Work required:
Below is a block of records; return all of them exactly, but without the images.

Recorded information:
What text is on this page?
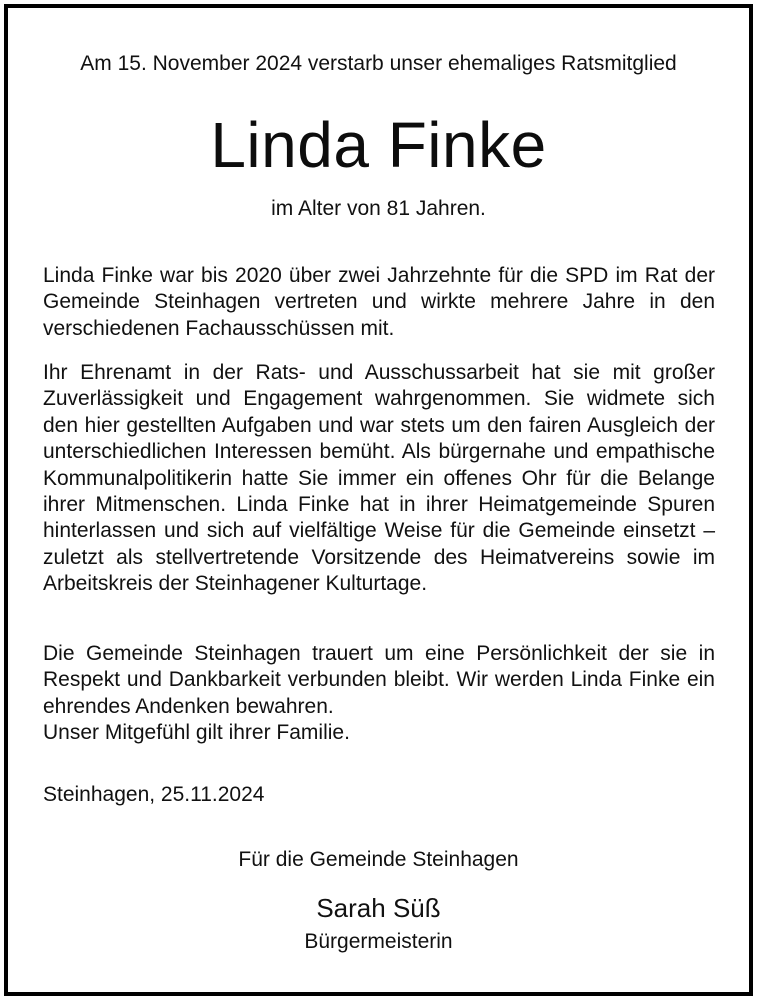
Am 15. November 2024 verstarb unser ehemaliges Ratsmitglied

Linda Finke

im Alter von 81 Jahren.

Linda Finke war bis 2020 über zwei Jahrzehnte für die SPD im Rat der Gemeinde Steinhagen vertreten und wirkte mehrere Jahre in den verschiedenen Fachausschüssen mit.

Ihr Ehrenamt in der Rats- und Ausschussarbeit hat sie mit großer Zuverlässigkeit und Engagement wahrgenommen. Sie widmete sich den hier gestellten Aufgaben und war stets um den fairen Ausgleich der unterschiedlichen Interessen bemüht. Als bürgernahe und empathische Kommunalpolitikerin hatte Sie immer ein offenes Ohr für die Belange ihrer Mitmenschen. Linda Finke hat in ihrer Heimatgemeinde Spuren hinterlassen und sich auf vielfältige Weise für die Gemeinde einsetzt – zuletzt als stellvertretende Vorsitzende des Heimatvereins sowie im Arbeitskreis der Steinhagener Kulturtage.

Die Gemeinde Steinhagen trauert um eine Persönlichkeit der sie in Respekt und Dankbarkeit verbunden bleibt. Wir werden Linda Finke ein ehrendes Andenken bewahren.
Unser Mitgefühl gilt ihrer Familie.

Steinhagen, 25.11.2024

Für die Gemeinde Steinhagen

Sarah Süß

Bürgermeisterin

Task solution:
What text is on this page?
Am 15. November 2024 verstarb unser ehemaliges Ratsmitglied

Linda Finke

im Alter von 81 Jahren.

Linda Finke war bis 2020 über zwei Jahrzehnte für die SPD im Rat der Gemeinde Steinhagen vertreten und wirkte mehrere Jahre in den verschiedenen Fachausschüssen mit.

Ihr Ehrenamt in der Rats- und Ausschussarbeit hat sie mit großer Zuverlässigkeit und Engagement wahrgenommen. Sie widmete sich den hier gestellten Aufgaben und war stets um den fairen Ausgleich der unterschiedlichen Interessen bemüht. Als bürgernahe und empathische Kommunalpolitikerin hatte Sie immer ein offenes Ohr für die Belange ihrer Mitmenschen. Linda Finke hat in ihrer Heimatgemeinde Spuren hinterlassen und sich auf vielfältige Weise für die Gemeinde einsetzt – zuletzt als stellvertretende Vorsitzende des Heimatvereins sowie im Arbeitskreis der Steinhagener Kulturtage.

Die Gemeinde Steinhagen trauert um eine Persönlichkeit der sie in Respekt und Dankbarkeit verbunden bleibt. Wir werden Linda Finke ein ehrendes Andenken bewahren.
Unser Mitgefühl gilt ihrer Familie.

Steinhagen, 25.11.2024

Für die Gemeinde Steinhagen

Sarah Süß

Bürgermeisterin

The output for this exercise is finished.